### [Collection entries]
----
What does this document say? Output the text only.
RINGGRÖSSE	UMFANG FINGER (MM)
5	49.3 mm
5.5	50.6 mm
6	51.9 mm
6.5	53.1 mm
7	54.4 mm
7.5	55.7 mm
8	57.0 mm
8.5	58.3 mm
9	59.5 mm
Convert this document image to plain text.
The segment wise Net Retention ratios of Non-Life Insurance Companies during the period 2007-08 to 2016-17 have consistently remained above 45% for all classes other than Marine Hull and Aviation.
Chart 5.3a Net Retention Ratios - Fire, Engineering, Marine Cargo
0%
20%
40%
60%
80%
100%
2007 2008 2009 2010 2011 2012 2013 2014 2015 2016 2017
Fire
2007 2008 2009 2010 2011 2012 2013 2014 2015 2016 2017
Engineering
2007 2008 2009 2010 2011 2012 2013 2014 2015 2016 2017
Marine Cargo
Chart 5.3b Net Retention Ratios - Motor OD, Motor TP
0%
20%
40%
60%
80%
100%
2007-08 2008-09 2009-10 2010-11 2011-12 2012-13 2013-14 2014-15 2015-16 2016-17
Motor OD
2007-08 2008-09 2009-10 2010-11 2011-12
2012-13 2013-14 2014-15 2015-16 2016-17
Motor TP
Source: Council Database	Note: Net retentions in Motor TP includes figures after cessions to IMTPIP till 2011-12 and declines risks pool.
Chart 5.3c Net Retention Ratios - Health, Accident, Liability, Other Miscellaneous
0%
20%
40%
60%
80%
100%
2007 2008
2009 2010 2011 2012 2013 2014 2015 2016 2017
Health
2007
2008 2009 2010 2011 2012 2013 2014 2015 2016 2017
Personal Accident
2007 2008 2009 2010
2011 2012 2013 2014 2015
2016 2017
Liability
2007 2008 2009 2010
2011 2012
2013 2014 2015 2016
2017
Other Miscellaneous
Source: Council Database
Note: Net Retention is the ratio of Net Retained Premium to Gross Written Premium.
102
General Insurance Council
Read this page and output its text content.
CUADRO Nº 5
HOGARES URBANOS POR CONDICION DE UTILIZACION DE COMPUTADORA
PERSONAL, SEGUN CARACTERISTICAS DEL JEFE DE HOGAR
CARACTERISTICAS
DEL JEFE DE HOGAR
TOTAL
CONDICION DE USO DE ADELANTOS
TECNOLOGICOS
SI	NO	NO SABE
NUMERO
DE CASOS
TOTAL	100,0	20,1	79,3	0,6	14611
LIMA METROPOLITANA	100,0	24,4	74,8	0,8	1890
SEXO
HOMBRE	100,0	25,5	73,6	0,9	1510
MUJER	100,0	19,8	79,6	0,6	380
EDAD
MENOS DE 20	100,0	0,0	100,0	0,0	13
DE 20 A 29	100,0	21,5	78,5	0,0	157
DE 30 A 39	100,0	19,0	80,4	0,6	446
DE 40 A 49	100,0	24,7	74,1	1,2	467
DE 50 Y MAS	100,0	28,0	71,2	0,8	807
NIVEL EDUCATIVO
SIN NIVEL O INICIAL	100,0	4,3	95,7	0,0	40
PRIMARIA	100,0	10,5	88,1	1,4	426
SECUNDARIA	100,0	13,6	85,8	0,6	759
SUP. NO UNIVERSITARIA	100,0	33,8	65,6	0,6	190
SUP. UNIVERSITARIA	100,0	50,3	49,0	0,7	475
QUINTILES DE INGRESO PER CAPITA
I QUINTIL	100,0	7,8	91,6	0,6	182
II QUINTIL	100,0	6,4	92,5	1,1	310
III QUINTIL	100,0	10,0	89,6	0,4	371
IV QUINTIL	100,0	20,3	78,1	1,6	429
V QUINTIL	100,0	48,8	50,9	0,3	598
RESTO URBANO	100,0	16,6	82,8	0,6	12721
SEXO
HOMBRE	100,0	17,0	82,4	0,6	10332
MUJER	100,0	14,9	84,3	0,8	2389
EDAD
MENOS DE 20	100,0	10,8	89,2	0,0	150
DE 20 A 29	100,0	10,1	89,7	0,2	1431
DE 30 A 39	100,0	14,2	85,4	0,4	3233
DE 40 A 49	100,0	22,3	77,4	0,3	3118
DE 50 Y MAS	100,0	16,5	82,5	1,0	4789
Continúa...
----
### [GIVEN PROBLEM]
Read the entries above, then pull out the lines that include "Accident".

### [ANSWER TO THE TASK]
Chart 5.3c Net Retention Ratios - Health, Accident, Liability, Other Miscellaneous
Personal Accident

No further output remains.